[Records from a data source]
*****

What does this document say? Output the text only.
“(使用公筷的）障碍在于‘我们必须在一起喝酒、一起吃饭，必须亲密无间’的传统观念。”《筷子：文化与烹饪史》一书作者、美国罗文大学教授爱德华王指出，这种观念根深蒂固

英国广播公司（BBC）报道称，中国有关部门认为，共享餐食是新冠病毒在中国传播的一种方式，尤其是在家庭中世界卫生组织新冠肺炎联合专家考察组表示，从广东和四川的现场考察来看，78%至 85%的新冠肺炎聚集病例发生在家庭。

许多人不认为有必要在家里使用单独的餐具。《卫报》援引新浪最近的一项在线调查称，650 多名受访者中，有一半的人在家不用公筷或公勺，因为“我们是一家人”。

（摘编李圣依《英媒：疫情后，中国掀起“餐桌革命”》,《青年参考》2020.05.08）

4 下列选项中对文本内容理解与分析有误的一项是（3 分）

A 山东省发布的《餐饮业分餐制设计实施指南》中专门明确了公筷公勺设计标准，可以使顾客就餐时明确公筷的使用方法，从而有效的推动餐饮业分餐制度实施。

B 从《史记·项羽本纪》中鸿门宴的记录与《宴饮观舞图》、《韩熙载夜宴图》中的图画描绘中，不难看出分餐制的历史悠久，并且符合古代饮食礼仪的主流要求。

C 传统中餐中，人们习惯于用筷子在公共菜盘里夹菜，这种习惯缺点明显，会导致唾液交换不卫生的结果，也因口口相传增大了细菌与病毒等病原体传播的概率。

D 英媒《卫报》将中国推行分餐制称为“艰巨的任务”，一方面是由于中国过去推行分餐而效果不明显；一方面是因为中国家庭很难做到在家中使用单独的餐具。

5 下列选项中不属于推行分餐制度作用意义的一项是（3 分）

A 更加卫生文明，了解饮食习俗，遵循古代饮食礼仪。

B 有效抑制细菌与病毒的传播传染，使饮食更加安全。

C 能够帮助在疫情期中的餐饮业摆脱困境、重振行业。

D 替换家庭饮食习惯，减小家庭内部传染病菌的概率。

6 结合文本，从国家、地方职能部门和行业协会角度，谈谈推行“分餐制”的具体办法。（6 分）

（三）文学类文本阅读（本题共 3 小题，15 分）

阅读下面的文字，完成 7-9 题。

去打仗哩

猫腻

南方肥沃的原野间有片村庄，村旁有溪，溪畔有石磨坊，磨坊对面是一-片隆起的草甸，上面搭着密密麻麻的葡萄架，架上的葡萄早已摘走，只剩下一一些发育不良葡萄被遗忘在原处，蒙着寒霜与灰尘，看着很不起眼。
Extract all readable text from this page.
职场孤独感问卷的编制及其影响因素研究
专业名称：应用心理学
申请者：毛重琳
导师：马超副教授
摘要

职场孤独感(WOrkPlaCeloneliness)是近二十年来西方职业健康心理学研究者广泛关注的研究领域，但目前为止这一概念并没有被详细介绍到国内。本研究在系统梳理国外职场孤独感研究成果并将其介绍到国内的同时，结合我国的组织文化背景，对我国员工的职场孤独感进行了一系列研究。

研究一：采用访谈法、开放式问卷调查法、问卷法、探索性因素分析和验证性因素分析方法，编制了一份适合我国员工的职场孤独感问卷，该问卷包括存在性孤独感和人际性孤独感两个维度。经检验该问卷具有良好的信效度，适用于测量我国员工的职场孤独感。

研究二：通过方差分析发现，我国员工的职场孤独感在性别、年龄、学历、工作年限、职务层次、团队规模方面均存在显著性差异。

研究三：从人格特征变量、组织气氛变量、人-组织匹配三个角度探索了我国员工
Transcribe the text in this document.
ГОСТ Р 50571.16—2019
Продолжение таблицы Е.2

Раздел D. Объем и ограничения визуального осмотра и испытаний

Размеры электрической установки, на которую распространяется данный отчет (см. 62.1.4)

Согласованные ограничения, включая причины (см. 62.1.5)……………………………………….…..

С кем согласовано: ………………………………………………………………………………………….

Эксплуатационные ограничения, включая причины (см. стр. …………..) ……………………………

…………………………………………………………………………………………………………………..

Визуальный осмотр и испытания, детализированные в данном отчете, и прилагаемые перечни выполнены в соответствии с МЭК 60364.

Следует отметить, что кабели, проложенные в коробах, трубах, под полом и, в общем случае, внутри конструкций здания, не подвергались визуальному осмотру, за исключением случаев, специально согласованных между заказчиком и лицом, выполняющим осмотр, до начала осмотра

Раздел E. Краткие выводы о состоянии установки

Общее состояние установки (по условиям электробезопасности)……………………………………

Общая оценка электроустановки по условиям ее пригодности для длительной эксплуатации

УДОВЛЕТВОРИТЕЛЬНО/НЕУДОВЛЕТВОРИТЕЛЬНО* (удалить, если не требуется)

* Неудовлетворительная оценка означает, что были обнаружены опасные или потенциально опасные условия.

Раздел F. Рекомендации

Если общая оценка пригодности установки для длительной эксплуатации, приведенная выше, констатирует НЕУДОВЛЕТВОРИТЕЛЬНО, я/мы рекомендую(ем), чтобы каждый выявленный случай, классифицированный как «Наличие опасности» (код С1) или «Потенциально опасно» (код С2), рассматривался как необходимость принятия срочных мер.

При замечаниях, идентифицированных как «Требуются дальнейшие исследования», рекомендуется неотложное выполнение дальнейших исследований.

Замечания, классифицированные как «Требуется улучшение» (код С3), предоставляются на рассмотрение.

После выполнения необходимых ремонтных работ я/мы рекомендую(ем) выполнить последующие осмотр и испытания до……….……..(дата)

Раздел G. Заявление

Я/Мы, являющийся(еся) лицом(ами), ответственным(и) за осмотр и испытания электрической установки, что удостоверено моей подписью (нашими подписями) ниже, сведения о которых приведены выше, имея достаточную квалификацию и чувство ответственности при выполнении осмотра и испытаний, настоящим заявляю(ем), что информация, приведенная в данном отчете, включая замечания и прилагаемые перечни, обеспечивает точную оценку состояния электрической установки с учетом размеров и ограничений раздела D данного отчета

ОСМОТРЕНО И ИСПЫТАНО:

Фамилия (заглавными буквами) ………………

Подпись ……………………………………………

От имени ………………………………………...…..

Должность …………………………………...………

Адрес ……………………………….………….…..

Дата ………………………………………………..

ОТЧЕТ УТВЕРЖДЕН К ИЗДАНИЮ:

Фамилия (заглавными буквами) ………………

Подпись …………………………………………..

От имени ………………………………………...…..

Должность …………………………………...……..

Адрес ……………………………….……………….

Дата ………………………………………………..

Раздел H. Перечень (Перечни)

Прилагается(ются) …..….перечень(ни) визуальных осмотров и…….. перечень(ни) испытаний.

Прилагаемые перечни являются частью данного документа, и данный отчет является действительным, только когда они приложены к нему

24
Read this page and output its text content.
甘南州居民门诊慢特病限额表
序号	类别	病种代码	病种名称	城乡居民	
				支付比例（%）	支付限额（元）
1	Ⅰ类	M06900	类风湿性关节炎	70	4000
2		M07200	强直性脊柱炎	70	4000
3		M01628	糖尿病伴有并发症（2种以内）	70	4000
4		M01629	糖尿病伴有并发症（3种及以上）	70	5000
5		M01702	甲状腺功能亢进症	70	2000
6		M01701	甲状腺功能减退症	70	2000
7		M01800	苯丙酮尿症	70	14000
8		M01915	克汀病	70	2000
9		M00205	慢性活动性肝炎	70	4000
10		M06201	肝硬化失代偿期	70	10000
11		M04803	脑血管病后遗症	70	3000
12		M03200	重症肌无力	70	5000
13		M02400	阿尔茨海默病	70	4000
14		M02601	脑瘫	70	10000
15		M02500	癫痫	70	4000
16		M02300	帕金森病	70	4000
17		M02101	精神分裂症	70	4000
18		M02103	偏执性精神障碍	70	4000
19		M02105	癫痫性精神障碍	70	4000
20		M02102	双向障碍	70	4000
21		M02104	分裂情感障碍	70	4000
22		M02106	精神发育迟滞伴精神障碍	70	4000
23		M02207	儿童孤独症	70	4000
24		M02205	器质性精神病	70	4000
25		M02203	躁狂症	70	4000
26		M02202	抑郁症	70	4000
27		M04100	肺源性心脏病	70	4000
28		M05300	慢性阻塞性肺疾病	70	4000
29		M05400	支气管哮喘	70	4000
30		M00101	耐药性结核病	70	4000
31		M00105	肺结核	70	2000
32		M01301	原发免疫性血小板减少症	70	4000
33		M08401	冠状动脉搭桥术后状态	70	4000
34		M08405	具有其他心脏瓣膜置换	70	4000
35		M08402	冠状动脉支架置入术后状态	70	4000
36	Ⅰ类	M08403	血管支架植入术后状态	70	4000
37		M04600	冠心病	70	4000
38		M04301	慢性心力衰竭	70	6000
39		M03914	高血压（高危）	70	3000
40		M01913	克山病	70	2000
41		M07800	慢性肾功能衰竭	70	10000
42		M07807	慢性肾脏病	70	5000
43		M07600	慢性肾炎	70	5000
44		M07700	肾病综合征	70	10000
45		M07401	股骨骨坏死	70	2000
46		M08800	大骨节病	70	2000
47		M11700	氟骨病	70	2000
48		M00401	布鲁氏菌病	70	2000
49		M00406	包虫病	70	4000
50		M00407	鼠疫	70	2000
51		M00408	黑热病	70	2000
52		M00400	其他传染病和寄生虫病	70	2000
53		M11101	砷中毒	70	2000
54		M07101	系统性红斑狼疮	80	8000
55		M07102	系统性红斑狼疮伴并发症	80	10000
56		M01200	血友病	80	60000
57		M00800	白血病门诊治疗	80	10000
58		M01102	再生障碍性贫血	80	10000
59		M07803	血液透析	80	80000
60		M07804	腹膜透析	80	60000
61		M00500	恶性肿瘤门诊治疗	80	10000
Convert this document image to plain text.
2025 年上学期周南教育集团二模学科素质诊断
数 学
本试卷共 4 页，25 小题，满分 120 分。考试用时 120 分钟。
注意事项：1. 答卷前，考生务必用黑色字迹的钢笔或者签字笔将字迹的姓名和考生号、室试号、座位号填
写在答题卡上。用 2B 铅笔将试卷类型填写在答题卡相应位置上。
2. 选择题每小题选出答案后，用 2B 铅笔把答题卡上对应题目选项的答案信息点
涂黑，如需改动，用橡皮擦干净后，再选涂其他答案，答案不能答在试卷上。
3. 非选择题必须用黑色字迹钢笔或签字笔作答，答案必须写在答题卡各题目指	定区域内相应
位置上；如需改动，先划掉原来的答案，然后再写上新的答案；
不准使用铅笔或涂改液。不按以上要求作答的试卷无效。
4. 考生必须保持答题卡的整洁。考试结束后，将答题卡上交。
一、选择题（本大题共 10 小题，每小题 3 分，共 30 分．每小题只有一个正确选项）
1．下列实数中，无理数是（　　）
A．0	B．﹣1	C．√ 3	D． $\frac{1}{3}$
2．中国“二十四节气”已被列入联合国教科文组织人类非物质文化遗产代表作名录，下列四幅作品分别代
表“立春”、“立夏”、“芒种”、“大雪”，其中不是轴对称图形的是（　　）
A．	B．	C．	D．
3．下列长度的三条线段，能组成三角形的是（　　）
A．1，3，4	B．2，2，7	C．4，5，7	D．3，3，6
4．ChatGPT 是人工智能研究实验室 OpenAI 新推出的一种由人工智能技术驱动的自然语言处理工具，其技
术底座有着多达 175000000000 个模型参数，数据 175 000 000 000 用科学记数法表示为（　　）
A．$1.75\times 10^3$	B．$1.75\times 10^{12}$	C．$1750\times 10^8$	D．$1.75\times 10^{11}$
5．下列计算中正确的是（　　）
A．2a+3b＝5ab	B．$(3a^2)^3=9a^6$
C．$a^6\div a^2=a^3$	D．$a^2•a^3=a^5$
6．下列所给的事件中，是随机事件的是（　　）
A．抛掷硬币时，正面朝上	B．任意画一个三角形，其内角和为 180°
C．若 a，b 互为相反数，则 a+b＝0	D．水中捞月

*****

Your task is to return, exactly and on their own, the lines from the one containing "Convert this document image to plain text." through the last line of the listing.

## Answer below
Convert this document image to plain text.
2025 年上学期周南教育集团二模学科素质诊断
数 学
本试卷共 4 页，25 小题，满分 120 分。考试用时 120 分钟。
注意事项：1. 答卷前，考生务必用黑色字迹的钢笔或者签字笔将字迹的姓名和考生号、室试号、座位号填
写在答题卡上。用 2B 铅笔将试卷类型填写在答题卡相应位置上。
2. 选择题每小题选出答案后，用 2B 铅笔把答题卡上对应题目选项的答案信息点
涂黑，如需改动，用橡皮擦干净后，再选涂其他答案，答案不能答在试卷上。
3. 非选择题必须用黑色字迹钢笔或签字笔作答，答案必须写在答题卡各题目指	定区域内相应
位置上；如需改动，先划掉原来的答案，然后再写上新的答案；
不准使用铅笔或涂改液。不按以上要求作答的试卷无效。
4. 考生必须保持答题卡的整洁。考试结束后，将答题卡上交。
一、选择题（本大题共 10 小题，每小题 3 分，共 30 分．每小题只有一个正确选项）
1．下列实数中，无理数是（　　）
A．0	B．﹣1	C．√ 3	D． $\frac{1}{3}$
2．中国“二十四节气”已被列入联合国教科文组织人类非物质文化遗产代表作名录，下列四幅作品分别代
表“立春”、“立夏”、“芒种”、“大雪”，其中不是轴对称图形的是（　　）
A．	B．	C．	D．
3．下列长度的三条线段，能组成三角形的是（　　）
A．1，3，4	B．2，2，7	C．4，5，7	D．3，3，6
4．ChatGPT 是人工智能研究实验室 OpenAI 新推出的一种由人工智能技术驱动的自然语言处理工具，其技
术底座有着多达 175000000000 个模型参数，数据 175 000 000 000 用科学记数法表示为（　　）
A．$1.75\times 10^3$	B．$1.75\times 10^{12}$	C．$1750\times 10^8$	D．$1.75\times 10^{11}$
5．下列计算中正确的是（　　）
A．2a+3b＝5ab	B．$(3a^2)^3=9a^6$
C．$a^6\div a^2=a^3$	D．$a^2•a^3=a^5$
6．下列所给的事件中，是随机事件的是（　　）
A．抛掷硬币时，正面朝上	B．任意画一个三角形，其内角和为 180°
C．若 a，b 互为相反数，则 a+b＝0	D．水中捞月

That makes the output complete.